SELECTED EXTRACT ::
────────────────────

During his exile on the island of Patmos, in 95 or 96, the Apostle John wrote his book Apocalypse – Revelation, as he himself reports in it (Rev. 1:9). The writing of the Apocalypse by the Evangelist John is attested by many ancient church writers — St. Justin Martyr (Conversation with Tryphon the Jew, 81), St. Irenaeus of Lyons (Against Heresies, 4, 20; 5, 26, 30), Tertullian (De praescr., 33; Against Marcian, 3, 14, 24; 4, 5), and others. St. Justin Martyr says: “In addition, among us, someone named John, one of the apostles of Christ, in the Revelation given to him (ἐν ἀποκαλύψει)” – Conversation with Tryphon the Jew, 81.
After returning from his exile on the island of Patmos to Ephesus in 97, in the following year 98, St. John the Apostle wrote his Gospel in this city. The question of the writing of the fourth canonical Gospel by the Apostle John has been examined intensively and extensively in theological literature for two centuries. It is known under the name “John’s question”. Studies on it appear almost every year. A large literature has been created on this issue. Some theologians, mainly Protestant rationalists, unreasonably find that this Gospel was not written by the Evangelist John.
In ancient Christian writing there is solid evidence for the writing of the fourth canonical Gospel by St. John the Apostle. In the Muratorian Canon, compiled by St. Hippolytus of Rome around 190 AD, it is explicitly stated that this Gospel was written by the Apostle John. After reporting that the first canonical Gospel was written by the Evangelist Matthew, the second by the Evangelist Mark, and the third by the Evangelist Luke, St. Irenaeus of Lyons says of the fourth Gospel: “Then John, the disciple of the Lord, on whose breast he had leaned, also wrote a Gospel during his stay in the city of Ephesus” (Against Heresies, 3, 1, 1). Clear and solid evidence for the writing of the fourth canonical Gospel by the Apostle John is found in Origen (in the Ecclesiastical History of Eusebius of Caesarea, 6, 25) and in many other ancient church writers. Speaking of the Apostle John, according to the testimony of Clement of Alexandria, Eusebius of Caesarea says: “Let us also see the writings that undoubtedly belong to this apostle himself. First of all, the Gospel marked with his name, known to the churches under heaven, must be recognized” (Church History. 3, 24).

────────────────────

MATERIAL PROVIDED ::

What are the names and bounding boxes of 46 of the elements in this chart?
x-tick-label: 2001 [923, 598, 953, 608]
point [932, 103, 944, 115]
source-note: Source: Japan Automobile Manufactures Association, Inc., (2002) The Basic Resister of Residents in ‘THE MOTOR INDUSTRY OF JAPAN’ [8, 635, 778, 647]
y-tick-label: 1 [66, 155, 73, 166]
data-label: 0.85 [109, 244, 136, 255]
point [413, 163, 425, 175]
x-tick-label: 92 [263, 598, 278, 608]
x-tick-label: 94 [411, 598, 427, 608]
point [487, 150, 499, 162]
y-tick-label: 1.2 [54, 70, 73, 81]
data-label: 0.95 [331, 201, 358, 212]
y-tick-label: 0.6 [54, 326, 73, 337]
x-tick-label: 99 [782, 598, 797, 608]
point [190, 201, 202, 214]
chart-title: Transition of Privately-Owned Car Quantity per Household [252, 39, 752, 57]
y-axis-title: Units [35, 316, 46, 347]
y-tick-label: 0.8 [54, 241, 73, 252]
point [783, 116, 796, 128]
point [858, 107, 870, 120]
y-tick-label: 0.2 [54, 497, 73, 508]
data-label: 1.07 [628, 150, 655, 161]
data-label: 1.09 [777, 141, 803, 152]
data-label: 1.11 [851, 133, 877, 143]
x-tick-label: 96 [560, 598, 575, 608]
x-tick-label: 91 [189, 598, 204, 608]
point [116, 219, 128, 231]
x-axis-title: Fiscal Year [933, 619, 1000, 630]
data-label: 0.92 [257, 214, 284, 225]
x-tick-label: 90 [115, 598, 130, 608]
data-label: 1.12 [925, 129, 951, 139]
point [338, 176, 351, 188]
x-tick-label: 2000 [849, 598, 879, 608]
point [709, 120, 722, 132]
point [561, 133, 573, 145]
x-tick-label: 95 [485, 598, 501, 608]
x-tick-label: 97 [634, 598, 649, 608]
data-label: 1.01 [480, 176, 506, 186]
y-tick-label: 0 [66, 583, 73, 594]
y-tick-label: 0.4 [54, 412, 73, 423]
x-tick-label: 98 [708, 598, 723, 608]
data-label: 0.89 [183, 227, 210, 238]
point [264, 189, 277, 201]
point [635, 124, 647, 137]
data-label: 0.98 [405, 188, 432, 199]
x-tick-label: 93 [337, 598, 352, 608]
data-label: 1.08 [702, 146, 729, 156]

────────────────────

EXERCISE AIM ::
Carry on the passage about the Apostle John's writings from where it stops, adding a paragraph or two in the same style.

WRITTEN ANSWER ::
And in the content of the fourth canonical gospel there is clear and convincing evidence that it was written by St. Evangelist John. Like the holy evangelists Mark and Luke, St. Evangelist John does not mention, out of modesty, his name in his gospel. He does not mention not only his name, but also the names of his father Zebedee, his mother Salome and his brother James. No one else would have done this, except for the Evangelist John himself. In telling about the going of two disciples of St. John the Forerunner to Jesus Christ, the Apostle John gives the name of only one disciple — the Apostle Andrew; he does not mention the name of the other disciple, because this disciple is himself. About the Apostle Andrew, the Apostle John says: “he first found his brother Simon” (John 1:41). From these words of his, it can be concluded that he found his “second” brother James. In his Gospel, the Apostle John calls himself the beloved disciple of Jesus Christ. When telling about the Last Supper, the Apostle John writes: “one of the disciples whom Jesus loved was leaning on Jesus’ breast” (John 13:23; cf. 19:26; 20:2; 21:7, 20). In several places in the Canon of the New Testament it is reported that the Apostle Peter and the Apostle John acted together on many occasions (Acts 3 and 4; Acts 3:14–17). If in such cases one of them is indicated, it can be known with certainty who the other is. Speaking of the Apostle Peter and a disciple who was with him, the Apostle John calls this disciple “the other disciple” (John 18:15, 16; John 20:2–3, 4, 8). This other disciple could be none other than the apostle John himself.
After writing his Gospel in Ephesus in 98 AD, he wrote all three of his epistles in the same city and in the same year. This is indicated by the fact that his first epistle is, in its content, excerpts from the content of his Gospel.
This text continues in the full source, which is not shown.